• _WHAT IS ASKED_
Check each line of the material below for "pattern", then copy the ones that contain it.

• _DATA FOR THE TASK_
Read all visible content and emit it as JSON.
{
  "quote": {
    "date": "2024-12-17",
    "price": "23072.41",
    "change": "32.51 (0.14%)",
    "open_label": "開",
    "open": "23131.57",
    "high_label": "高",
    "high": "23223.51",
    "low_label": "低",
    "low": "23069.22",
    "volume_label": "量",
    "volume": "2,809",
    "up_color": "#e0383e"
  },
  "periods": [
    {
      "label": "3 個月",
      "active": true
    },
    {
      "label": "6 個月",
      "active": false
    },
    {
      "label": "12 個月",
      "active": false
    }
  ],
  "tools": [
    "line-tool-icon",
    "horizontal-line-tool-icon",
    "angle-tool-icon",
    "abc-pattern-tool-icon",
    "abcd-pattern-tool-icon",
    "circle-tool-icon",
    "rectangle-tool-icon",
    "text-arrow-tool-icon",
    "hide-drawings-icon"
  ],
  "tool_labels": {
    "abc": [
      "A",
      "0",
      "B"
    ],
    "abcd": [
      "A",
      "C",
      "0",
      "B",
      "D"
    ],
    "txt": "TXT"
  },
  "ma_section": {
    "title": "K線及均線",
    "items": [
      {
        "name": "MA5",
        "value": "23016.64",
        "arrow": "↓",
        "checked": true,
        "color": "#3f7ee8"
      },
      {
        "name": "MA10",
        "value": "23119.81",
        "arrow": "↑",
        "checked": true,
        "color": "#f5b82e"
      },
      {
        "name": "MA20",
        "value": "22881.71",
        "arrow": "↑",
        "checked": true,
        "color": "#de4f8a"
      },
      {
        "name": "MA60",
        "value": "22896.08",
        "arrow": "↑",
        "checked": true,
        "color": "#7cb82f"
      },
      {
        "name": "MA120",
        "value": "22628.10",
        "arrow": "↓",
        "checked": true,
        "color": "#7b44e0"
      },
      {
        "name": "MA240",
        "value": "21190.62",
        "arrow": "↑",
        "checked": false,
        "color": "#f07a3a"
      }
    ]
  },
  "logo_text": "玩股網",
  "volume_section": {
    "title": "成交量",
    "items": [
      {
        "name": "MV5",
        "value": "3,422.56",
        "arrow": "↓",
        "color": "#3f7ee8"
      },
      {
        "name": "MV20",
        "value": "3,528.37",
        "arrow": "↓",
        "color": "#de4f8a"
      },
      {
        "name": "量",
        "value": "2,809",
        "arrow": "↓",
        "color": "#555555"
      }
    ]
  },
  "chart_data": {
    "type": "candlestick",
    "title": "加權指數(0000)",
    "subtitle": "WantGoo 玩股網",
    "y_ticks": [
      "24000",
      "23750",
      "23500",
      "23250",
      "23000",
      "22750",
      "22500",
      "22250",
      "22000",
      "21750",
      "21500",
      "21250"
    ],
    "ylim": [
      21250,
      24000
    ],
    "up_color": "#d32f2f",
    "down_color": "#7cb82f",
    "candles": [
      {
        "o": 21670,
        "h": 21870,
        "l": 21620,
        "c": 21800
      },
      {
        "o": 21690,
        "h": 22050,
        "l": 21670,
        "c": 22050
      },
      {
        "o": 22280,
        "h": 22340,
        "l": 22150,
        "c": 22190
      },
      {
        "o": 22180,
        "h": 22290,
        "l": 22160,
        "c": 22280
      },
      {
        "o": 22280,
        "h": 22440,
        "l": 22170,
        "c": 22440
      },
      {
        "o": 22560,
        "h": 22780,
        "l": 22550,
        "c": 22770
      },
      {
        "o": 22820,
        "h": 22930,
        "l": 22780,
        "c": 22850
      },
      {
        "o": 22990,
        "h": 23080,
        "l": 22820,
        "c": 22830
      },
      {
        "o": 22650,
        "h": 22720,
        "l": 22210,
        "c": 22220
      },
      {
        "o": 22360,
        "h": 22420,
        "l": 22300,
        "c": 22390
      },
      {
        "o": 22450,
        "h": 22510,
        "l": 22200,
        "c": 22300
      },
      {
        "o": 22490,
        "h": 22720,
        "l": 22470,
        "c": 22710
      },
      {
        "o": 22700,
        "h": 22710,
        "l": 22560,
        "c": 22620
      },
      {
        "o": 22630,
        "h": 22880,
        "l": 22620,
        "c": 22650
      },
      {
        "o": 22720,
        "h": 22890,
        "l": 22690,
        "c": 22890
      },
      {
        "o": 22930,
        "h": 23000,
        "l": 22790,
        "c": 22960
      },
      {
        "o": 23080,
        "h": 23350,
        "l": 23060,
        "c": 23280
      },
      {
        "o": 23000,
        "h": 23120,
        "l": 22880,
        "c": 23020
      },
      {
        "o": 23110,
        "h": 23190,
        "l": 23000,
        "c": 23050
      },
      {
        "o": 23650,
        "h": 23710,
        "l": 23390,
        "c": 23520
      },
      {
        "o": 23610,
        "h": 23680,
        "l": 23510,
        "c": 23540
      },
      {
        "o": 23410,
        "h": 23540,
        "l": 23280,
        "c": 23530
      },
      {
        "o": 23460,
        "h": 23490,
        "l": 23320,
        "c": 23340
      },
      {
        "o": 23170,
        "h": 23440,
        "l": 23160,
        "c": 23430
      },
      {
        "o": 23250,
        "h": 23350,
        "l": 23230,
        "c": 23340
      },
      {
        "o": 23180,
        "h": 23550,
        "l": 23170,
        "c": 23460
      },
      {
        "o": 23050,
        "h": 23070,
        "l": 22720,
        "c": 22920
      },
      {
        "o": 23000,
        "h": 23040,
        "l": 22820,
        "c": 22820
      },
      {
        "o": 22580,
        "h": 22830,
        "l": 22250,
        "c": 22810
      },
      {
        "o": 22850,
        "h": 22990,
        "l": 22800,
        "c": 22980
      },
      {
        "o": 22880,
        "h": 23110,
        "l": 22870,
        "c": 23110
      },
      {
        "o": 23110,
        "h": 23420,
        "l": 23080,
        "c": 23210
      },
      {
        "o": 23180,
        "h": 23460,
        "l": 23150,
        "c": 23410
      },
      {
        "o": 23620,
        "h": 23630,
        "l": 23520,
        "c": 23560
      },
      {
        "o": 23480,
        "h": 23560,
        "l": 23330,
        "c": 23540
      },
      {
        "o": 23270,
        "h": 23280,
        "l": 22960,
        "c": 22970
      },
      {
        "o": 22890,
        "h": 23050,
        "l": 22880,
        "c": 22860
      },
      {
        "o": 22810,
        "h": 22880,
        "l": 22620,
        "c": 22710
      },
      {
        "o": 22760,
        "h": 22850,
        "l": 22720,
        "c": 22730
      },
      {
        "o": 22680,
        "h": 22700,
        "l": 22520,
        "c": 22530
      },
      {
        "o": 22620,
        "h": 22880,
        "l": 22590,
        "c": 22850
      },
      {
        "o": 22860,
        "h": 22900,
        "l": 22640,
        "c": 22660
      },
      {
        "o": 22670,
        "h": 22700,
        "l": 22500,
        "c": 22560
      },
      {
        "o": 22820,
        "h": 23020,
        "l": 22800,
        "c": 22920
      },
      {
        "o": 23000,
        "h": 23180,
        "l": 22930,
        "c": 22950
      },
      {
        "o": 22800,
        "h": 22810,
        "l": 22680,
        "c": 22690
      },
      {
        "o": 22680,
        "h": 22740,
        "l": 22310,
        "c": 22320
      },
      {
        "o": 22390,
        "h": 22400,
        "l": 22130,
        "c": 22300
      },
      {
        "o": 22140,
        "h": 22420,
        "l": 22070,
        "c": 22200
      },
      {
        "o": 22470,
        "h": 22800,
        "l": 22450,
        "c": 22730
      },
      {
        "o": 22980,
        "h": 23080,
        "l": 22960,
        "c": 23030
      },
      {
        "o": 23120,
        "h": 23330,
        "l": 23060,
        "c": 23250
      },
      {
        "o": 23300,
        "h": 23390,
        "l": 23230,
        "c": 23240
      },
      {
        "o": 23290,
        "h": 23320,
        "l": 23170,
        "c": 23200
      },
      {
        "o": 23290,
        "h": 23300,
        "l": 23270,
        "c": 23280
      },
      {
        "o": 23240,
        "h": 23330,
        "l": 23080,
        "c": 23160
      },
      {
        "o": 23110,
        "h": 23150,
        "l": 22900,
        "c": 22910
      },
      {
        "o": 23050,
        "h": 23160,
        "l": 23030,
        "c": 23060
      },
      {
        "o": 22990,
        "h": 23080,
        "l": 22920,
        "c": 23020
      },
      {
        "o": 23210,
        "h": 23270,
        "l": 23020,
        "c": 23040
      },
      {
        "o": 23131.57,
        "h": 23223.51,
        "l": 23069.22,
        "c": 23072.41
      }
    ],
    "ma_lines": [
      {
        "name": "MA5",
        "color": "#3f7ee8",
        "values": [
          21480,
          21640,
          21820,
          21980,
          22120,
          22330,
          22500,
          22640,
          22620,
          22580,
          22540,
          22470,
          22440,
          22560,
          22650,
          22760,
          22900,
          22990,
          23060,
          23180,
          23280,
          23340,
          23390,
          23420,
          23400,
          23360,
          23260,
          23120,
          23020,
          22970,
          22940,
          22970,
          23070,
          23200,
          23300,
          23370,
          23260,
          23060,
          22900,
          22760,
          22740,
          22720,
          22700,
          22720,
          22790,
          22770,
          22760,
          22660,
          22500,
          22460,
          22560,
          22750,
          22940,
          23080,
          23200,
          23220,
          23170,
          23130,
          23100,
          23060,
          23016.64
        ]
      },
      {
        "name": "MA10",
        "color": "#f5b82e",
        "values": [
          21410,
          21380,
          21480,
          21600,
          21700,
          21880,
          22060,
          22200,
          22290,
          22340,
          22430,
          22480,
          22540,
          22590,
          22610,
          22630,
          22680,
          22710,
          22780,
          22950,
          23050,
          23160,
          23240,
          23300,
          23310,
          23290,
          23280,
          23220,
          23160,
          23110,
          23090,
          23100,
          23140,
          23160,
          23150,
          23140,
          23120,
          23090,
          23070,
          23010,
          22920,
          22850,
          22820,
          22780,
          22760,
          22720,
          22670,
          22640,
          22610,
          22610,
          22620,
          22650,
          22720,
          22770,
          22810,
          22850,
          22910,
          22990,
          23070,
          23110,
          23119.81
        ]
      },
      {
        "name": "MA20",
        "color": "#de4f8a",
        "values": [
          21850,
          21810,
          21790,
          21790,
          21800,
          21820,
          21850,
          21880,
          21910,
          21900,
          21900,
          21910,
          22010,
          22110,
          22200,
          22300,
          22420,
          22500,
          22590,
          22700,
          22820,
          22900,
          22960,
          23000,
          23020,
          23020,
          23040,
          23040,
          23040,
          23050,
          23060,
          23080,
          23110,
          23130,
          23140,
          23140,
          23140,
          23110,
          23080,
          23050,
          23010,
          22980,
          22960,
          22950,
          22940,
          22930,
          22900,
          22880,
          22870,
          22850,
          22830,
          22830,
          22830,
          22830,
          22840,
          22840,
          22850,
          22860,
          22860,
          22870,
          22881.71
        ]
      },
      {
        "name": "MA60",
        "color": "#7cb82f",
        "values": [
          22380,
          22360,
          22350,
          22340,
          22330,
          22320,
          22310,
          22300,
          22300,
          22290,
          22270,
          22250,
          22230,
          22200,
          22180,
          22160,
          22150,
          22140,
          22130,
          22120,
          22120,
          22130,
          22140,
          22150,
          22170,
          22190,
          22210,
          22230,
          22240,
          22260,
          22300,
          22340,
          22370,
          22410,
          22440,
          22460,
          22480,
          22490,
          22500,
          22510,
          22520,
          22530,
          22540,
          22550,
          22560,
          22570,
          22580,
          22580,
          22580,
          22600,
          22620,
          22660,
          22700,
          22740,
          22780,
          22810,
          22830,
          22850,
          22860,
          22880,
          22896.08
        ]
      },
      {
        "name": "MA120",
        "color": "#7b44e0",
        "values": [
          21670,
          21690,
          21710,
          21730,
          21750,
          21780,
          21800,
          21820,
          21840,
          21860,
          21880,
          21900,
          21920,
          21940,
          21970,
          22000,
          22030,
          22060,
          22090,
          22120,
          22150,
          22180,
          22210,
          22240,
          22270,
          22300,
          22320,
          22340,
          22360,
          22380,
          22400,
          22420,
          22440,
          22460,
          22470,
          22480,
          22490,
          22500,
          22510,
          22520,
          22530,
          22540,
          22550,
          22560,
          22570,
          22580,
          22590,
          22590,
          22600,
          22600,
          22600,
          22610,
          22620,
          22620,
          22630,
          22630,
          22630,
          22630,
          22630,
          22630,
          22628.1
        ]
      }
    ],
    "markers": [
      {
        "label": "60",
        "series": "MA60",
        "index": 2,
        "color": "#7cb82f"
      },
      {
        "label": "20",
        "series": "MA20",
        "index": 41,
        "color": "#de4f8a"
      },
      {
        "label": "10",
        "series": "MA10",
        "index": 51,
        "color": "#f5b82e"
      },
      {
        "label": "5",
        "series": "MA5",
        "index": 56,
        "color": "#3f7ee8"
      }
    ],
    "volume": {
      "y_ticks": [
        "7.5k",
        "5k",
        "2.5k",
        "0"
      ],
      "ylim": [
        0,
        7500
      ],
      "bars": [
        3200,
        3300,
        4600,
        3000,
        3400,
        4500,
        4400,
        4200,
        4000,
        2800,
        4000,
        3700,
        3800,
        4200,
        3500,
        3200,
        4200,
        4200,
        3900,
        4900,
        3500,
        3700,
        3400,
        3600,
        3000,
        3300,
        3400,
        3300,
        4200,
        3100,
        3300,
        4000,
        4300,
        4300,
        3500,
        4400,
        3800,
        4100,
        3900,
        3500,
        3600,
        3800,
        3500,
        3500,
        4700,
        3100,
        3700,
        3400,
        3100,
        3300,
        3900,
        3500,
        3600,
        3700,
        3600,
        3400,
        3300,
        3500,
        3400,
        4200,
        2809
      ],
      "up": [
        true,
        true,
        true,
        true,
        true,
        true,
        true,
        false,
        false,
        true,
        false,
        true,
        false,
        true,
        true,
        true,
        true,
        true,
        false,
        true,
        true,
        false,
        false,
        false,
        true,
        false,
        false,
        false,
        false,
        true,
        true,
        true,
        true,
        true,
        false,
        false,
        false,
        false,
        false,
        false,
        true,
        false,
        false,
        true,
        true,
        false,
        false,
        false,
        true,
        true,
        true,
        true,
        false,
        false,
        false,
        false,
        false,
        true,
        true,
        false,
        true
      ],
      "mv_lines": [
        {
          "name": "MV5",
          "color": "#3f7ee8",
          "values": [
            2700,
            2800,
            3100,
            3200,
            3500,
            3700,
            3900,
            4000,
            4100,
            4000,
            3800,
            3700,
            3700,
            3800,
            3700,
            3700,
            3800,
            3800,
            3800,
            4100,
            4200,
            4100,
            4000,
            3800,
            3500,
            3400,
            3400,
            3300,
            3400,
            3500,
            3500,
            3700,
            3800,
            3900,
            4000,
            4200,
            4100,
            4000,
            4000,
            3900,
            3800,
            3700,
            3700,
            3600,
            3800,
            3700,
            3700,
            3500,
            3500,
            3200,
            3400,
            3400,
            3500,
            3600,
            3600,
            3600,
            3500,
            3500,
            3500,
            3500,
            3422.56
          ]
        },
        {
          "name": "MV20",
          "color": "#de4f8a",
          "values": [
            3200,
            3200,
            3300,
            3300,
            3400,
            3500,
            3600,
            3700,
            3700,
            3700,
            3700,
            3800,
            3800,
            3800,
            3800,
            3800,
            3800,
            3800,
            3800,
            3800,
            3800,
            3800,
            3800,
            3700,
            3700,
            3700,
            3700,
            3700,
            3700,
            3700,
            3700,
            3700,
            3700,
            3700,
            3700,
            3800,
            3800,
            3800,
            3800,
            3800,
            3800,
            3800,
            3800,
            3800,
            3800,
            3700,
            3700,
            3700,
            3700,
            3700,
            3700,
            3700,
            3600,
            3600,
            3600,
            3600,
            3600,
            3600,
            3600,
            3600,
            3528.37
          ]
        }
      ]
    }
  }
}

• _FINAL RESULT_
    "abc-pattern-tool-icon",
    "abcd-pattern-tool-icon",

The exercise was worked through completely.